• Exercise directions: Identify the lines holding "Array" and copy them.

+++ Material for this task +++

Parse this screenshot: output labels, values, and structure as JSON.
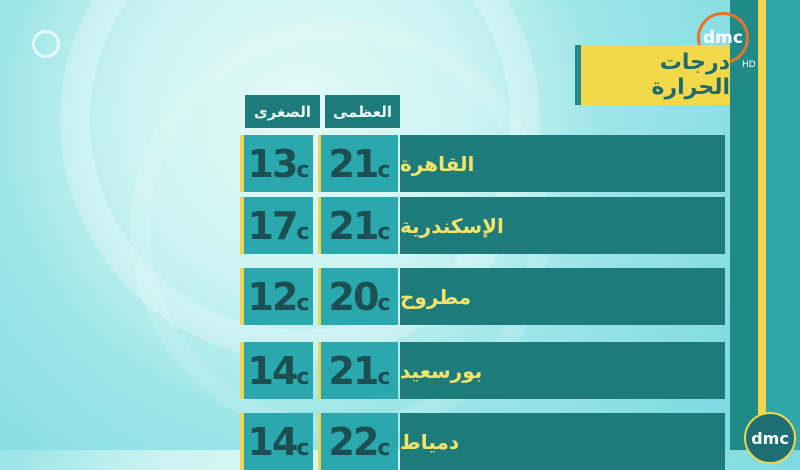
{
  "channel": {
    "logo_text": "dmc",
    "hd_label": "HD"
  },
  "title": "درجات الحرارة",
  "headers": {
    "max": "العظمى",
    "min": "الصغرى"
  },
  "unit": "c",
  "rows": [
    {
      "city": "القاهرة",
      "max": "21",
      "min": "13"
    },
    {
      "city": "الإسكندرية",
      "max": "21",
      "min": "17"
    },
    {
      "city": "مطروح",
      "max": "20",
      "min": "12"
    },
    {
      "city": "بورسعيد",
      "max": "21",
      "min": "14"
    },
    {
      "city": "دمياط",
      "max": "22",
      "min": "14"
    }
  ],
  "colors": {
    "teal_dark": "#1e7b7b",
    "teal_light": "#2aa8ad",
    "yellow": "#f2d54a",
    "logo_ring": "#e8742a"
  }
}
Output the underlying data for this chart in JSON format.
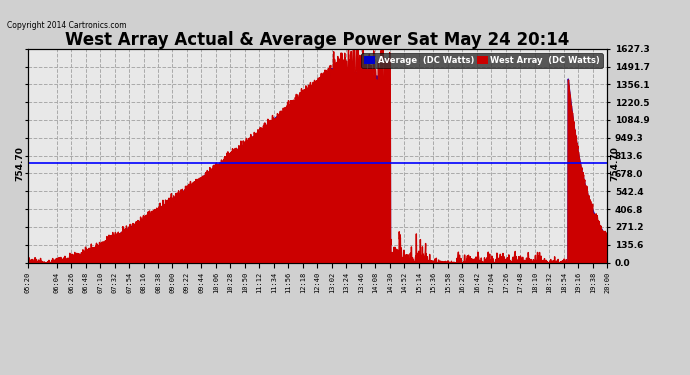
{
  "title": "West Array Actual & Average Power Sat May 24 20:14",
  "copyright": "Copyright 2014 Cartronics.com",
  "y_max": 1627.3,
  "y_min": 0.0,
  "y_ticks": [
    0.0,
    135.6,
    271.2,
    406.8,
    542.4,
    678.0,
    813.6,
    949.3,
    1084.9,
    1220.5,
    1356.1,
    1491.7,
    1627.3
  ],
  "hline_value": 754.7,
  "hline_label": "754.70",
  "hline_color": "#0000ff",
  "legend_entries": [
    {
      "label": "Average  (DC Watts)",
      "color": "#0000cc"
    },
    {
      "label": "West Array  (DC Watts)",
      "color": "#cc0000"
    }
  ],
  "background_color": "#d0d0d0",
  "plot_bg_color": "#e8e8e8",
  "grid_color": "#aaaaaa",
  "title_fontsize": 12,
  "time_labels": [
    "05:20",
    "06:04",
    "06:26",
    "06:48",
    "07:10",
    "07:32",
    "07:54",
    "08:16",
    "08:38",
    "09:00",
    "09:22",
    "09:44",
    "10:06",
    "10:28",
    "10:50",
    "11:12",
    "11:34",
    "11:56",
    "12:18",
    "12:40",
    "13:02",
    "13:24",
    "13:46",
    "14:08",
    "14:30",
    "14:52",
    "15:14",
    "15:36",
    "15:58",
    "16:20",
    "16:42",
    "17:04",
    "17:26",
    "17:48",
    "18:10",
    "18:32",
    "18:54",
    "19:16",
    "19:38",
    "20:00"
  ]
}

+++
+++ Material for this task +++

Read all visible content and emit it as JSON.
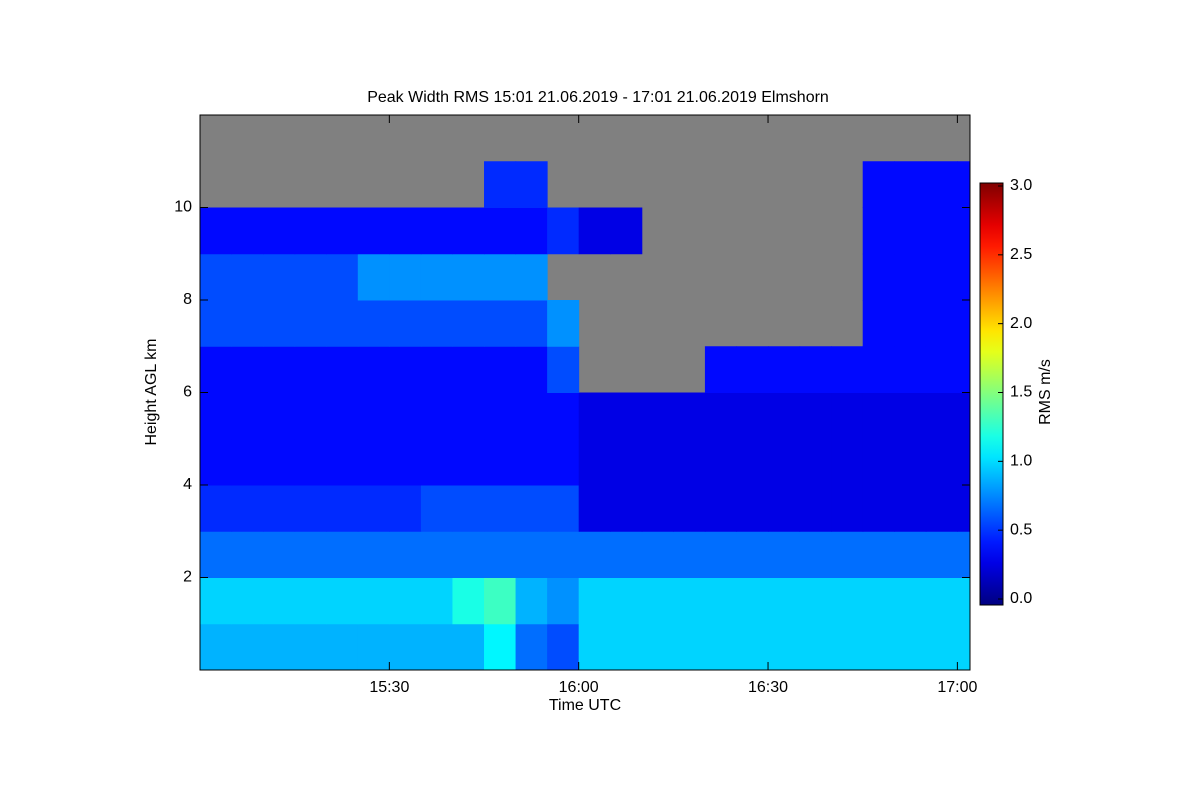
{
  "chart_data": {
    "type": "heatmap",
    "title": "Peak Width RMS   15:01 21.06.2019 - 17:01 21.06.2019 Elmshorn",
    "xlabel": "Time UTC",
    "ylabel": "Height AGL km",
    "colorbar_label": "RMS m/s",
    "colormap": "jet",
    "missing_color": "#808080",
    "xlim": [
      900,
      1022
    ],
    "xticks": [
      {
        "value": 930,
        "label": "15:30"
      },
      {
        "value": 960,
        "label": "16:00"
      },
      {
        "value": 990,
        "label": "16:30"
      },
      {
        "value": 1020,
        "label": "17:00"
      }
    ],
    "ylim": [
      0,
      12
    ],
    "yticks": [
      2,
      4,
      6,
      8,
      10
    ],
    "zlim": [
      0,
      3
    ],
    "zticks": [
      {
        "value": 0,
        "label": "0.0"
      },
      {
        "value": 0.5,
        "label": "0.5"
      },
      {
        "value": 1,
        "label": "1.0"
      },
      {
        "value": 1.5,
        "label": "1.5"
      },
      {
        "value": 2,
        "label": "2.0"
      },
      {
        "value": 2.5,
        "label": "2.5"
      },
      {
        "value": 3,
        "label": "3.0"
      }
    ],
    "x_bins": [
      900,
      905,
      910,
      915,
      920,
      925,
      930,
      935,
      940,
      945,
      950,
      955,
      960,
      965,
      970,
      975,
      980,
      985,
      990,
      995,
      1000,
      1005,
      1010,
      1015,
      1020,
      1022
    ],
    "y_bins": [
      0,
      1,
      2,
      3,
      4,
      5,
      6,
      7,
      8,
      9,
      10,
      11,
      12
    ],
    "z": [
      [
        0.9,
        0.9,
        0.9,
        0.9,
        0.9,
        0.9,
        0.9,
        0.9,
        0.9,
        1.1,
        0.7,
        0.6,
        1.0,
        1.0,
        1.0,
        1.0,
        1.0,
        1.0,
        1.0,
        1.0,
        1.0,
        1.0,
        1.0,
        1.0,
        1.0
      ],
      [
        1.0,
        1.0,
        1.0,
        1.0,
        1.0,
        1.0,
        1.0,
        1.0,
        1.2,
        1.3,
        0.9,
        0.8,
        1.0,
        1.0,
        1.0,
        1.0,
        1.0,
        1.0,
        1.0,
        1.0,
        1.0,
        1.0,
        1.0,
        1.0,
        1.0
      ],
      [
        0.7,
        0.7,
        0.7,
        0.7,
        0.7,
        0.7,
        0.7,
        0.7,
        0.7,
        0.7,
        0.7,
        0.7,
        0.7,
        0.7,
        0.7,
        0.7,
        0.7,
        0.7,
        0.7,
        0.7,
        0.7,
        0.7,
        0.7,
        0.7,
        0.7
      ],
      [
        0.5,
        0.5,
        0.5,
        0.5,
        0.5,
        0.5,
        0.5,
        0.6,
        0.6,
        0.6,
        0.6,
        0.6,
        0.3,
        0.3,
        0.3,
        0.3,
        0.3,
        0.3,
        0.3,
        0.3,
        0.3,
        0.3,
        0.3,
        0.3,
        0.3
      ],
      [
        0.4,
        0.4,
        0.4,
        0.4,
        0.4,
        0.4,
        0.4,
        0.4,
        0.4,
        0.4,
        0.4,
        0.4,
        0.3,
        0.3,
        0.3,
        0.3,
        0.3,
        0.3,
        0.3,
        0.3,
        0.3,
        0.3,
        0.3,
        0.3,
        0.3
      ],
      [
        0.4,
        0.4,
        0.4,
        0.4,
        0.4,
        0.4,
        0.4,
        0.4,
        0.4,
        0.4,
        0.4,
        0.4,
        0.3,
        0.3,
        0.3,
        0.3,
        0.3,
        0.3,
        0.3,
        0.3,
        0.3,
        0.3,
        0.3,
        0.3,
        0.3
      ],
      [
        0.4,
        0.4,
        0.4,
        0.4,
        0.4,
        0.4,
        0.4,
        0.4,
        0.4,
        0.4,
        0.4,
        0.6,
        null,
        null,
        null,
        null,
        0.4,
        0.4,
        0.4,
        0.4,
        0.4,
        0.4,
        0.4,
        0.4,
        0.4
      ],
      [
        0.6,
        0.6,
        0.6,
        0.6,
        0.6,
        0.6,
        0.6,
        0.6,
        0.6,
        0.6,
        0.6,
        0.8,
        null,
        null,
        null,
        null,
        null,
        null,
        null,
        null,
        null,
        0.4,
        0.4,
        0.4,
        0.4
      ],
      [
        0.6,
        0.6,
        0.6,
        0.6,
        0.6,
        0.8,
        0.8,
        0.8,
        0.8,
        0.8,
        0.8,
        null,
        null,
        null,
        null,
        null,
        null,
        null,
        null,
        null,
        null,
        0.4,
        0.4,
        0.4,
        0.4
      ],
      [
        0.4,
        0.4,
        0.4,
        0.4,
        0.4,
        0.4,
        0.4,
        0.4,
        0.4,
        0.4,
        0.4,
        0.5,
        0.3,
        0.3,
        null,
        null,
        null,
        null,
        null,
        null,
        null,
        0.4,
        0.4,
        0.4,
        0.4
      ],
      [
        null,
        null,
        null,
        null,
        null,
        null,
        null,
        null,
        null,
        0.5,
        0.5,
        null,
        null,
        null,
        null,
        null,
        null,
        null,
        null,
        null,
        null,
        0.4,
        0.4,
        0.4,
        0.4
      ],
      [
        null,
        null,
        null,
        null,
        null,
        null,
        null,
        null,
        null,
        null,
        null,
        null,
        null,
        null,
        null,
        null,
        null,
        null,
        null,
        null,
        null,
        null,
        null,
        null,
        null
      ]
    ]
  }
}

+++

• Full output:
  "title": "West Array Actual & Average Power Sat May 24 20:14",
      "label": "West Array  (DC Watts)",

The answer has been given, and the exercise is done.